| Figure dataset records |
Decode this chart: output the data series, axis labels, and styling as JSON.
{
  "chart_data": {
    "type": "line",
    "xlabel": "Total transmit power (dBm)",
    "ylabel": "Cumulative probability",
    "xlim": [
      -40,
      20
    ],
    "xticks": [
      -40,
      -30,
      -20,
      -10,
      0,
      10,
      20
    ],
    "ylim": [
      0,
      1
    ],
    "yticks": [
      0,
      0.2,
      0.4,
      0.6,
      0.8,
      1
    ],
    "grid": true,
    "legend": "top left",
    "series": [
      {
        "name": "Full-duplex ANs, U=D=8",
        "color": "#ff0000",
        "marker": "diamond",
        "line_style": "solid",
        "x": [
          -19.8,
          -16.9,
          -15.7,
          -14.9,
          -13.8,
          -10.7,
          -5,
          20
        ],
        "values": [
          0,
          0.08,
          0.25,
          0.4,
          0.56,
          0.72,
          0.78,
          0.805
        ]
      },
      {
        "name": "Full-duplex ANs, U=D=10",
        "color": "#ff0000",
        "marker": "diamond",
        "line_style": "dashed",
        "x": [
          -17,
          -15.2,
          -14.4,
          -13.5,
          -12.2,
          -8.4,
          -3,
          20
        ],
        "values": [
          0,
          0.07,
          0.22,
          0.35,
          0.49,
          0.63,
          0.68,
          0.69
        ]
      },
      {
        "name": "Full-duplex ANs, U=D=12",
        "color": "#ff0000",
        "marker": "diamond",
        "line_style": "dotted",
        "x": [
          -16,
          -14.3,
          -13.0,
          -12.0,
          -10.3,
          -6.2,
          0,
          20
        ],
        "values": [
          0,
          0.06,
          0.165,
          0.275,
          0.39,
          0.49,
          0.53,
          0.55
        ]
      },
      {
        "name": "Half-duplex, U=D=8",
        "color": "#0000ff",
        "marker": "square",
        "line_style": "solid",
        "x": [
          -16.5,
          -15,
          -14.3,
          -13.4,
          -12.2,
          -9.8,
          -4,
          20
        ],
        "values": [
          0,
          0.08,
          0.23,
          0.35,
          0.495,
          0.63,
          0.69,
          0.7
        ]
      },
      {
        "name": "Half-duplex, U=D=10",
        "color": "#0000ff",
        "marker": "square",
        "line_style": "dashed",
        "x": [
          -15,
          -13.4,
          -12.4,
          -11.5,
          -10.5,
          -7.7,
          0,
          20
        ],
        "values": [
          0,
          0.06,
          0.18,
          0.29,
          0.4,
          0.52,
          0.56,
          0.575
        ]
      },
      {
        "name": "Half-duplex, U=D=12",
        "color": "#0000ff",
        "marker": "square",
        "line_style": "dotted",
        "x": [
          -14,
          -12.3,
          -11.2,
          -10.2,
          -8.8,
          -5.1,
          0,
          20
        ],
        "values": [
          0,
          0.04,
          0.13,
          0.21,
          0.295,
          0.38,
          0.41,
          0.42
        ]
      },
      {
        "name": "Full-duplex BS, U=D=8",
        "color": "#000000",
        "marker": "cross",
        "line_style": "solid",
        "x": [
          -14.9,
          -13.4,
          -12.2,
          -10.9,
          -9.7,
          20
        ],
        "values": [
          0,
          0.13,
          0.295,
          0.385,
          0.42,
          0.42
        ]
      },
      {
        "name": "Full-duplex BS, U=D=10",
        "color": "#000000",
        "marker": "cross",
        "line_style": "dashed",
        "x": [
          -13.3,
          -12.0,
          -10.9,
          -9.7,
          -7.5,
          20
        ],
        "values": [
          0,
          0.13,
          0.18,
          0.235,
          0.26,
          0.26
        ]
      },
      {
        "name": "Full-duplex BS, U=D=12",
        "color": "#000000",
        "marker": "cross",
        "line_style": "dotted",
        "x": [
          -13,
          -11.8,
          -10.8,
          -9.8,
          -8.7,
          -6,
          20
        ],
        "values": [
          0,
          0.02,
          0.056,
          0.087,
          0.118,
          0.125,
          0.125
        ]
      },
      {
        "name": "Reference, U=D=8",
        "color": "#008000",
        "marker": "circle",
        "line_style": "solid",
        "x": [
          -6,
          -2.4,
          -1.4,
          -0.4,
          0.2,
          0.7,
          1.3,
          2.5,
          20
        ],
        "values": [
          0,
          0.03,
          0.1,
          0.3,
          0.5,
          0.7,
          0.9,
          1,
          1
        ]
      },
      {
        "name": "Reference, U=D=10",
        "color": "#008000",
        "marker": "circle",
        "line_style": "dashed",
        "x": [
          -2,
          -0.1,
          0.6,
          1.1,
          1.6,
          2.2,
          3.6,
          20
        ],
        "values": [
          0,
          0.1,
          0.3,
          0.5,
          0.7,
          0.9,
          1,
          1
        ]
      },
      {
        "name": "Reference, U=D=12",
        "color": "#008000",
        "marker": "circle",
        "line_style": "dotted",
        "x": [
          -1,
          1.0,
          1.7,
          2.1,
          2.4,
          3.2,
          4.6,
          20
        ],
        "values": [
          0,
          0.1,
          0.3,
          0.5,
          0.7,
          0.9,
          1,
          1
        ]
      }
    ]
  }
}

| AIM OF THE TASK |
Restate the records, all of them, precisely as written.

| TASK ANSWER |
Decode this chart: output the data series, axis labels, and styling as JSON.
{
  "chart_data": {
    "type": "line",
    "xlabel": "Total transmit power (dBm)",
    "ylabel": "Cumulative probability",
    "xlim": [
      -40,
      20
    ],
    "xticks": [
      -40,
      -30,
      -20,
      -10,
      0,
      10,
      20
    ],
    "ylim": [
      0,
      1
    ],
    "yticks": [
      0,
      0.2,
      0.4,
      0.6,
      0.8,
      1
    ],
    "grid": true,
    "legend": "top left",
    "series": [
      {
        "name": "Full-duplex ANs, U=D=8",
        "color": "#ff0000",
        "marker": "diamond",
        "line_style": "solid",
        "x": [
          -19.8,
          -16.9,
          -15.7,
          -14.9,
          -13.8,
          -10.7,
          -5,
          20
        ],
        "values": [
          0,
          0.08,
          0.25,
          0.4,
          0.56,
          0.72,
          0.78,
          0.805
        ]
      },
      {
        "name": "Full-duplex ANs, U=D=10",
        "color": "#ff0000",
        "marker": "diamond",
        "line_style": "dashed",
        "x": [
          -17,
          -15.2,
          -14.4,
          -13.5,
          -12.2,
          -8.4,
          -3,
          20
        ],
        "values": [
          0,
          0.07,
          0.22,
          0.35,
          0.49,
          0.63,
          0.68,
          0.69
        ]
      },
      {
        "name": "Full-duplex ANs, U=D=12",
        "color": "#ff0000",
        "marker": "diamond",
        "line_style": "dotted",
        "x": [
          -16,
          -14.3,
          -13.0,
          -12.0,
          -10.3,
          -6.2,
          0,
          20
        ],
        "values": [
          0,
          0.06,
          0.165,
          0.275,
          0.39,
          0.49,
          0.53,
          0.55
        ]
      },
      {
        "name": "Half-duplex, U=D=8",
        "color": "#0000ff",
        "marker": "square",
        "line_style": "solid",
        "x": [
          -16.5,
          -15,
          -14.3,
          -13.4,
          -12.2,
          -9.8,
          -4,
          20
        ],
        "values": [
          0,
          0.08,
          0.23,
          0.35,
          0.495,
          0.63,
          0.69,
          0.7
        ]
      },
      {
        "name": "Half-duplex, U=D=10",
        "color": "#0000ff",
        "marker": "square",
        "line_style": "dashed",
        "x": [
          -15,
          -13.4,
          -12.4,
          -11.5,
          -10.5,
          -7.7,
          0,
          20
        ],
        "values": [
          0,
          0.06,
          0.18,
          0.29,
          0.4,
          0.52,
          0.56,
          0.575
        ]
      },
      {
        "name": "Half-duplex, U=D=12",
        "color": "#0000ff",
        "marker": "square",
        "line_style": "dotted",
        "x": [
          -14,
          -12.3,
          -11.2,
          -10.2,
          -8.8,
          -5.1,
          0,
          20
        ],
        "values": [
          0,
          0.04,
          0.13,
          0.21,
          0.295,
          0.38,
          0.41,
          0.42
        ]
      },
      {
        "name": "Full-duplex BS, U=D=8",
        "color": "#000000",
        "marker": "cross",
        "line_style": "solid",
        "x": [
          -14.9,
          -13.4,
          -12.2,
          -10.9,
          -9.7,
          20
        ],
        "values": [
          0,
          0.13,
          0.295,
          0.385,
          0.42,
          0.42
        ]
      },
      {
        "name": "Full-duplex BS, U=D=10",
        "color": "#000000",
        "marker": "cross",
        "line_style": "dashed",
        "x": [
          -13.3,
          -12.0,
          -10.9,
          -9.7,
          -7.5,
          20
        ],
        "values": [
          0,
          0.13,
          0.18,
          0.235,
          0.26,
          0.26
        ]
      },
      {
        "name": "Full-duplex BS, U=D=12",
        "color": "#000000",
        "marker": "cross",
        "line_style": "dotted",
        "x": [
          -13,
          -11.8,
          -10.8,
          -9.8,
          -8.7,
          -6,
          20
        ],
        "values": [
          0,
          0.02,
          0.056,
          0.087,
          0.118,
          0.125,
          0.125
        ]
      },
      {
        "name": "Reference, U=D=8",
        "color": "#008000",
        "marker": "circle",
        "line_style": "solid",
        "x": [
          -6,
          -2.4,
          -1.4,
          -0.4,
          0.2,
          0.7,
          1.3,
          2.5,
          20
        ],
        "values": [
          0,
          0.03,
          0.1,
          0.3,
          0.5,
          0.7,
          0.9,
          1,
          1
        ]
      },
      {
        "name": "Reference, U=D=10",
        "color": "#008000",
        "marker": "circle",
        "line_style": "dashed",
        "x": [
          -2,
          -0.1,
          0.6,
          1.1,
          1.6,
          2.2,
          3.6,
          20
        ],
        "values": [
          0,
          0.1,
          0.3,
          0.5,
          0.7,
          0.9,
          1,
          1
        ]
      },
      {
        "name": "Reference, U=D=12",
        "color": "#008000",
        "marker": "circle",
        "line_style": "dotted",
        "x": [
          -1,
          1.0,
          1.7,
          2.1,
          2.4,
          3.2,
          4.6,
          20
        ],
        "values": [
          0,
          0.1,
          0.3,
          0.5,
          0.7,
          0.9,
          1,
          1
        ]
      }
    ]
  }
}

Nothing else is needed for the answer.